▸ WHAT YOU SHOULD DO
Rewrite the passage on health-care reform starting with "In other words, he" and going on through "such small portions!", substituting "diner critique" for "restaurant review".

In other words, he thinks the CBO is underestimating the savings that reform will deliver, but he wants to see those savings underestimated over a longer period of time, which will make the total gap between the revenues the CBO predicts and the savings it misses appear larger. It's a bit like the restaurant review from "Annie Hall": The food was terrible, and such small portions!

The end result is likely to be a new hurdle for health-care reform: a CBO report that makes the bill's total cost sound higher, as it's measured over 20 years, and its savings seem smaller, as they're underestimated over 20 years. The Huffington Post caught up with Conrad and asked him whether this would kill the reform effort. "No," he replied, "but it makes it more challenging." The question is why Conrad wants to make health-care reform more challenging.


This is the same Kent Conrad who voted for the Medicare Modernization Act in 2003, which added $600 billion dollars to the deficit and was financed with nothing but debt.

▸ DATASET ENTRIES

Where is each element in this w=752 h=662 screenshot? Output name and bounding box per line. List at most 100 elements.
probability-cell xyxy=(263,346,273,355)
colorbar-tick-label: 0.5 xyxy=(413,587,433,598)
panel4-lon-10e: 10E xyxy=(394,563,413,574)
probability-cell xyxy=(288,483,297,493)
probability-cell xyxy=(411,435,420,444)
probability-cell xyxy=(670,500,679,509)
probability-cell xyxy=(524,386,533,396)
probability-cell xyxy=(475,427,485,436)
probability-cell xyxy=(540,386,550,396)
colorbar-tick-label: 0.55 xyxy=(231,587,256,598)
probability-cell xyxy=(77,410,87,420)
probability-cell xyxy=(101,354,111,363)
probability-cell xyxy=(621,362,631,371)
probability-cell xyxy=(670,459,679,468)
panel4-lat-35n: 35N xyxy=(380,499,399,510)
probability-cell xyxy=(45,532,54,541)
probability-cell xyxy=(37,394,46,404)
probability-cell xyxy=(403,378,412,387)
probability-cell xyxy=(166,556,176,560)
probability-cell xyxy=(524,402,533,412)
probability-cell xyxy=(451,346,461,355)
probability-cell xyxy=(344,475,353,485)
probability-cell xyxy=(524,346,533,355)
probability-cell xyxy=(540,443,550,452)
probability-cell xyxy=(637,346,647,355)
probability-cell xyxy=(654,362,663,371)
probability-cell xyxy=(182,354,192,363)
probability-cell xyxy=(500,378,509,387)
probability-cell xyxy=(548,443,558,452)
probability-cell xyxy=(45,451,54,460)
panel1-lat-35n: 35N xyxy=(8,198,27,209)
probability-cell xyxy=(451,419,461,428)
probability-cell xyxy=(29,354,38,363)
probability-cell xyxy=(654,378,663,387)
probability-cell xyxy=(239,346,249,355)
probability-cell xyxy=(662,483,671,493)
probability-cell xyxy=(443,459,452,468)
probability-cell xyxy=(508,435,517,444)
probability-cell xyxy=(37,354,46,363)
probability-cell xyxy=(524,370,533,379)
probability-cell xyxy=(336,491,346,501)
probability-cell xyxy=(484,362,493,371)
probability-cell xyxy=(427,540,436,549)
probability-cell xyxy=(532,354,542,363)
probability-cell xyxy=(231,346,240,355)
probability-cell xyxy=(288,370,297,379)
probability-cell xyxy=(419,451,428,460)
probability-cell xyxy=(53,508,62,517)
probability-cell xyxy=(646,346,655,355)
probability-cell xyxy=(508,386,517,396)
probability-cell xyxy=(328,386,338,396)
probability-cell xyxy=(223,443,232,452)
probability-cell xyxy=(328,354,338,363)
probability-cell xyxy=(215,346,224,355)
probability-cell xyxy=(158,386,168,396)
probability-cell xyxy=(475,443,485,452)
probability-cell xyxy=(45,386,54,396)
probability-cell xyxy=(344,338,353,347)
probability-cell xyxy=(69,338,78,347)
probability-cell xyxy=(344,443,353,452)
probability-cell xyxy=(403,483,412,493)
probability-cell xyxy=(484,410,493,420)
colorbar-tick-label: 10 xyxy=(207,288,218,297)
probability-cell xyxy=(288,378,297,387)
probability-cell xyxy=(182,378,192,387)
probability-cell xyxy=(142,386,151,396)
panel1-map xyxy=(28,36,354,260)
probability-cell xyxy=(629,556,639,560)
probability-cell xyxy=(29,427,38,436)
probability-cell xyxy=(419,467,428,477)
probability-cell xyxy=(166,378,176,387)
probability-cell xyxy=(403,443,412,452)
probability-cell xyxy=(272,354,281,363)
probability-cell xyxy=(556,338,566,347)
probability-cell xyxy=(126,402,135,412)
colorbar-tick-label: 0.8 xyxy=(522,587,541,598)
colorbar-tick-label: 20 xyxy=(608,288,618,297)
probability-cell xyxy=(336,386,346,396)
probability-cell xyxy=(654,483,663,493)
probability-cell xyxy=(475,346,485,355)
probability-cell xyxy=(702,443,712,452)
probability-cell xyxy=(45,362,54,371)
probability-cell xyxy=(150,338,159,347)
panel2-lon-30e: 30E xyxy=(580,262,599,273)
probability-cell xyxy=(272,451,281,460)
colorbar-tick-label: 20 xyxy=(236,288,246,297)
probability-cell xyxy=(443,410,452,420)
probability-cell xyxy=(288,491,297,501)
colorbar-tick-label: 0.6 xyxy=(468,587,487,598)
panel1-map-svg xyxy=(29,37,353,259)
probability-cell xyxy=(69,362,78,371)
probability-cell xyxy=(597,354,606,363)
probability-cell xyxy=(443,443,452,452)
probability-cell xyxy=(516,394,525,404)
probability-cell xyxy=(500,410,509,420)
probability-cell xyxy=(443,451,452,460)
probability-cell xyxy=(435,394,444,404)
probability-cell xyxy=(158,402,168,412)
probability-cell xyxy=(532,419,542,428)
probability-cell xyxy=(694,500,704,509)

▸ RESULT OF THE EXERCISE
In other words, he thinks the CBO is underestimating the savings that reform will deliver, but he wants to see those savings underestimated over a longer period of time, which will make the total gap between the revenues the CBO predicts and the savings it misses appear larger. It's a bit like the diner critique from "Annie Hall": The food was terrible, and such small portions!